#### [What you have to do]
With the images removed, repeat the data below exactly.

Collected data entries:
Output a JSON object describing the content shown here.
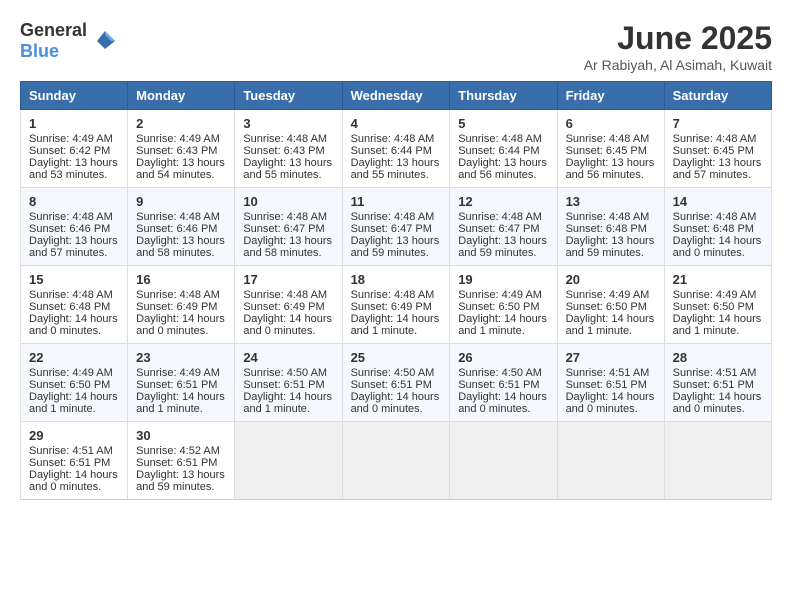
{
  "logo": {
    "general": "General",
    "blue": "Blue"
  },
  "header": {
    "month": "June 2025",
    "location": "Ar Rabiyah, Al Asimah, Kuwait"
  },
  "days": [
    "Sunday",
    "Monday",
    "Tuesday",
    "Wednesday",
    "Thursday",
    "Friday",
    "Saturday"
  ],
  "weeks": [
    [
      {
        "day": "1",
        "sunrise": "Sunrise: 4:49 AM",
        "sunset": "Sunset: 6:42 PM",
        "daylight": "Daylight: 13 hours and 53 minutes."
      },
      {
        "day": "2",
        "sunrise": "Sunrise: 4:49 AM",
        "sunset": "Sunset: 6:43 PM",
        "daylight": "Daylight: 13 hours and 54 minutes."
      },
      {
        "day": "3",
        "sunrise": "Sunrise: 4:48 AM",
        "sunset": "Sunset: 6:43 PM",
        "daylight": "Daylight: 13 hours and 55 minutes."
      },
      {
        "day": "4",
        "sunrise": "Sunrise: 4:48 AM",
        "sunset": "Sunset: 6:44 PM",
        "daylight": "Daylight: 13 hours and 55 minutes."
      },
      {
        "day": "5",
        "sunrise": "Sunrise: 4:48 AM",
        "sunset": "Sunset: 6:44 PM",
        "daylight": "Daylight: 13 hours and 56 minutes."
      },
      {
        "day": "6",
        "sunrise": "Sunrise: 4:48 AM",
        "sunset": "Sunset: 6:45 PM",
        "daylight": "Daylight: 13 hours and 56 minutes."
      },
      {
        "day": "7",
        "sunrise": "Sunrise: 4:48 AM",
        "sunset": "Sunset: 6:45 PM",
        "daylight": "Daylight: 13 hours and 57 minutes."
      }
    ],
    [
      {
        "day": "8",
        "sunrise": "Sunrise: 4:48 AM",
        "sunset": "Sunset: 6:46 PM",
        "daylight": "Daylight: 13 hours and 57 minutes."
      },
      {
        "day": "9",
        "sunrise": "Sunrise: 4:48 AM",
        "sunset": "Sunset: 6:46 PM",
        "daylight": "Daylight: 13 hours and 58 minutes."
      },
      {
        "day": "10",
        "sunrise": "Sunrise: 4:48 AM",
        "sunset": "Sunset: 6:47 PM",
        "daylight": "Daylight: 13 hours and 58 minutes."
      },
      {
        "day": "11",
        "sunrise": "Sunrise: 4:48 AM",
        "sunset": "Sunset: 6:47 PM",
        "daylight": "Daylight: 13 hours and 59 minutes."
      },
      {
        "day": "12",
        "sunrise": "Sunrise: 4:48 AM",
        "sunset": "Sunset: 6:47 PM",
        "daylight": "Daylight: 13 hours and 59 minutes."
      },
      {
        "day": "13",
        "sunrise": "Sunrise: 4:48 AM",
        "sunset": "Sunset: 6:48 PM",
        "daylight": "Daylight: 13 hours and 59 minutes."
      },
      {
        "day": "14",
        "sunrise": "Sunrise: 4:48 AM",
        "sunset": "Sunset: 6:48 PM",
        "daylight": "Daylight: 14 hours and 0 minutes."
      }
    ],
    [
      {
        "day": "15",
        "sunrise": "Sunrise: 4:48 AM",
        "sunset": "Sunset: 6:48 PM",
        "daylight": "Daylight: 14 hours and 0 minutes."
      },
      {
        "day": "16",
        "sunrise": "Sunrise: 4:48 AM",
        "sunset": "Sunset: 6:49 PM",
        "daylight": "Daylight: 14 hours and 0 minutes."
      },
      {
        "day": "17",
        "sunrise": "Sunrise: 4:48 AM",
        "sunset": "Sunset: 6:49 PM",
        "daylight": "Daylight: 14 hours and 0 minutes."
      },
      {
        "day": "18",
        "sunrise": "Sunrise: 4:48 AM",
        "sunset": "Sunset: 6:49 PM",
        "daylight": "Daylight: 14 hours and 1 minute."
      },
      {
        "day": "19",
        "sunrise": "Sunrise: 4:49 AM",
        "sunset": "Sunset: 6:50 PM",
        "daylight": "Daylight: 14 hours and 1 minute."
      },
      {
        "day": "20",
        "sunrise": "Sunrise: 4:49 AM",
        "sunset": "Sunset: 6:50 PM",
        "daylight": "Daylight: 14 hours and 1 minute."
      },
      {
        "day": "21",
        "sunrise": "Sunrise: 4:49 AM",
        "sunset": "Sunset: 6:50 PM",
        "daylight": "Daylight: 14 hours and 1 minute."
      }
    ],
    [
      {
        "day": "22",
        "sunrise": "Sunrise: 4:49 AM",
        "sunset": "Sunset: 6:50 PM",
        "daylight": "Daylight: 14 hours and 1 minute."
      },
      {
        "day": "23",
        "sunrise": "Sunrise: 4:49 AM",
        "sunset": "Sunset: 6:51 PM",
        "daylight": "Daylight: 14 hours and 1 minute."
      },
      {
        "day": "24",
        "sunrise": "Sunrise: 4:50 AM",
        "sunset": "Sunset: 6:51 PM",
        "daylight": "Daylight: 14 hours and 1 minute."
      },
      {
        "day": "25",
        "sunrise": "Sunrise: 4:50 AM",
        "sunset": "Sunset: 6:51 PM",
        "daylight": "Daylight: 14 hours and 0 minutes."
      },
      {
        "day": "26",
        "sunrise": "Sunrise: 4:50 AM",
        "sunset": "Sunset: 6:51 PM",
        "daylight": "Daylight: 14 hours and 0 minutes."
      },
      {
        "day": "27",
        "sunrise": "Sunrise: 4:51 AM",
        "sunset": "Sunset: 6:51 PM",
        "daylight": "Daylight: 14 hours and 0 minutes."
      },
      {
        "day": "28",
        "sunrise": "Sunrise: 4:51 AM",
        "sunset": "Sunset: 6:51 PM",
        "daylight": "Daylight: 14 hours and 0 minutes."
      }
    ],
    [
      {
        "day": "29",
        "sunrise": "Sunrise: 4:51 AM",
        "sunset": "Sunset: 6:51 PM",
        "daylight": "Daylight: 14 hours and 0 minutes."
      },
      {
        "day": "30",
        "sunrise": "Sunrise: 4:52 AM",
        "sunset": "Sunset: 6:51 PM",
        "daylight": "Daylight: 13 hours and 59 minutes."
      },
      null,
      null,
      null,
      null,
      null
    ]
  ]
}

#### [Complete answer]
Output a JSON object describing the content shown here.
{
  "logo": {
    "general": "General",
    "blue": "Blue"
  },
  "header": {
    "month": "June 2025",
    "location": "Ar Rabiyah, Al Asimah, Kuwait"
  },
  "days": [
    "Sunday",
    "Monday",
    "Tuesday",
    "Wednesday",
    "Thursday",
    "Friday",
    "Saturday"
  ],
  "weeks": [
    [
      {
        "day": "1",
        "sunrise": "Sunrise: 4:49 AM",
        "sunset": "Sunset: 6:42 PM",
        "daylight": "Daylight: 13 hours and 53 minutes."
      },
      {
        "day": "2",
        "sunrise": "Sunrise: 4:49 AM",
        "sunset": "Sunset: 6:43 PM",
        "daylight": "Daylight: 13 hours and 54 minutes."
      },
      {
        "day": "3",
        "sunrise": "Sunrise: 4:48 AM",
        "sunset": "Sunset: 6:43 PM",
        "daylight": "Daylight: 13 hours and 55 minutes."
      },
      {
        "day": "4",
        "sunrise": "Sunrise: 4:48 AM",
        "sunset": "Sunset: 6:44 PM",
        "daylight": "Daylight: 13 hours and 55 minutes."
      },
      {
        "day": "5",
        "sunrise": "Sunrise: 4:48 AM",
        "sunset": "Sunset: 6:44 PM",
        "daylight": "Daylight: 13 hours and 56 minutes."
      },
      {
        "day": "6",
        "sunrise": "Sunrise: 4:48 AM",
        "sunset": "Sunset: 6:45 PM",
        "daylight": "Daylight: 13 hours and 56 minutes."
      },
      {
        "day": "7",
        "sunrise": "Sunrise: 4:48 AM",
        "sunset": "Sunset: 6:45 PM",
        "daylight": "Daylight: 13 hours and 57 minutes."
      }
    ],
    [
      {
        "day": "8",
        "sunrise": "Sunrise: 4:48 AM",
        "sunset": "Sunset: 6:46 PM",
        "daylight": "Daylight: 13 hours and 57 minutes."
      },
      {
        "day": "9",
        "sunrise": "Sunrise: 4:48 AM",
        "sunset": "Sunset: 6:46 PM",
        "daylight": "Daylight: 13 hours and 58 minutes."
      },
      {
        "day": "10",
        "sunrise": "Sunrise: 4:48 AM",
        "sunset": "Sunset: 6:47 PM",
        "daylight": "Daylight: 13 hours and 58 minutes."
      },
      {
        "day": "11",
        "sunrise": "Sunrise: 4:48 AM",
        "sunset": "Sunset: 6:47 PM",
        "daylight": "Daylight: 13 hours and 59 minutes."
      },
      {
        "day": "12",
        "sunrise": "Sunrise: 4:48 AM",
        "sunset": "Sunset: 6:47 PM",
        "daylight": "Daylight: 13 hours and 59 minutes."
      },
      {
        "day": "13",
        "sunrise": "Sunrise: 4:48 AM",
        "sunset": "Sunset: 6:48 PM",
        "daylight": "Daylight: 13 hours and 59 minutes."
      },
      {
        "day": "14",
        "sunrise": "Sunrise: 4:48 AM",
        "sunset": "Sunset: 6:48 PM",
        "daylight": "Daylight: 14 hours and 0 minutes."
      }
    ],
    [
      {
        "day": "15",
        "sunrise": "Sunrise: 4:48 AM",
        "sunset": "Sunset: 6:48 PM",
        "daylight": "Daylight: 14 hours and 0 minutes."
      },
      {
        "day": "16",
        "sunrise": "Sunrise: 4:48 AM",
        "sunset": "Sunset: 6:49 PM",
        "daylight": "Daylight: 14 hours and 0 minutes."
      },
      {
        "day": "17",
        "sunrise": "Sunrise: 4:48 AM",
        "sunset": "Sunset: 6:49 PM",
        "daylight": "Daylight: 14 hours and 0 minutes."
      },
      {
        "day": "18",
        "sunrise": "Sunrise: 4:48 AM",
        "sunset": "Sunset: 6:49 PM",
        "daylight": "Daylight: 14 hours and 1 minute."
      },
      {
        "day": "19",
        "sunrise": "Sunrise: 4:49 AM",
        "sunset": "Sunset: 6:50 PM",
        "daylight": "Daylight: 14 hours and 1 minute."
      },
      {
        "day": "20",
        "sunrise": "Sunrise: 4:49 AM",
        "sunset": "Sunset: 6:50 PM",
        "daylight": "Daylight: 14 hours and 1 minute."
      },
      {
        "day": "21",
        "sunrise": "Sunrise: 4:49 AM",
        "sunset": "Sunset: 6:50 PM",
        "daylight": "Daylight: 14 hours and 1 minute."
      }
    ],
    [
      {
        "day": "22",
        "sunrise": "Sunrise: 4:49 AM",
        "sunset": "Sunset: 6:50 PM",
        "daylight": "Daylight: 14 hours and 1 minute."
      },
      {
        "day": "23",
        "sunrise": "Sunrise: 4:49 AM",
        "sunset": "Sunset: 6:51 PM",
        "daylight": "Daylight: 14 hours and 1 minute."
      },
      {
        "day": "24",
        "sunrise": "Sunrise: 4:50 AM",
        "sunset": "Sunset: 6:51 PM",
        "daylight": "Daylight: 14 hours and 1 minute."
      },
      {
        "day": "25",
        "sunrise": "Sunrise: 4:50 AM",
        "sunset": "Sunset: 6:51 PM",
        "daylight": "Daylight: 14 hours and 0 minutes."
      },
      {
        "day": "26",
        "sunrise": "Sunrise: 4:50 AM",
        "sunset": "Sunset: 6:51 PM",
        "daylight": "Daylight: 14 hours and 0 minutes."
      },
      {
        "day": "27",
        "sunrise": "Sunrise: 4:51 AM",
        "sunset": "Sunset: 6:51 PM",
        "daylight": "Daylight: 14 hours and 0 minutes."
      },
      {
        "day": "28",
        "sunrise": "Sunrise: 4:51 AM",
        "sunset": "Sunset: 6:51 PM",
        "daylight": "Daylight: 14 hours and 0 minutes."
      }
    ],
    [
      {
        "day": "29",
        "sunrise": "Sunrise: 4:51 AM",
        "sunset": "Sunset: 6:51 PM",
        "daylight": "Daylight: 14 hours and 0 minutes."
      },
      {
        "day": "30",
        "sunrise": "Sunrise: 4:52 AM",
        "sunset": "Sunset: 6:51 PM",
        "daylight": "Daylight: 13 hours and 59 minutes."
      },
      null,
      null,
      null,
      null,
      null
    ]
  ]
}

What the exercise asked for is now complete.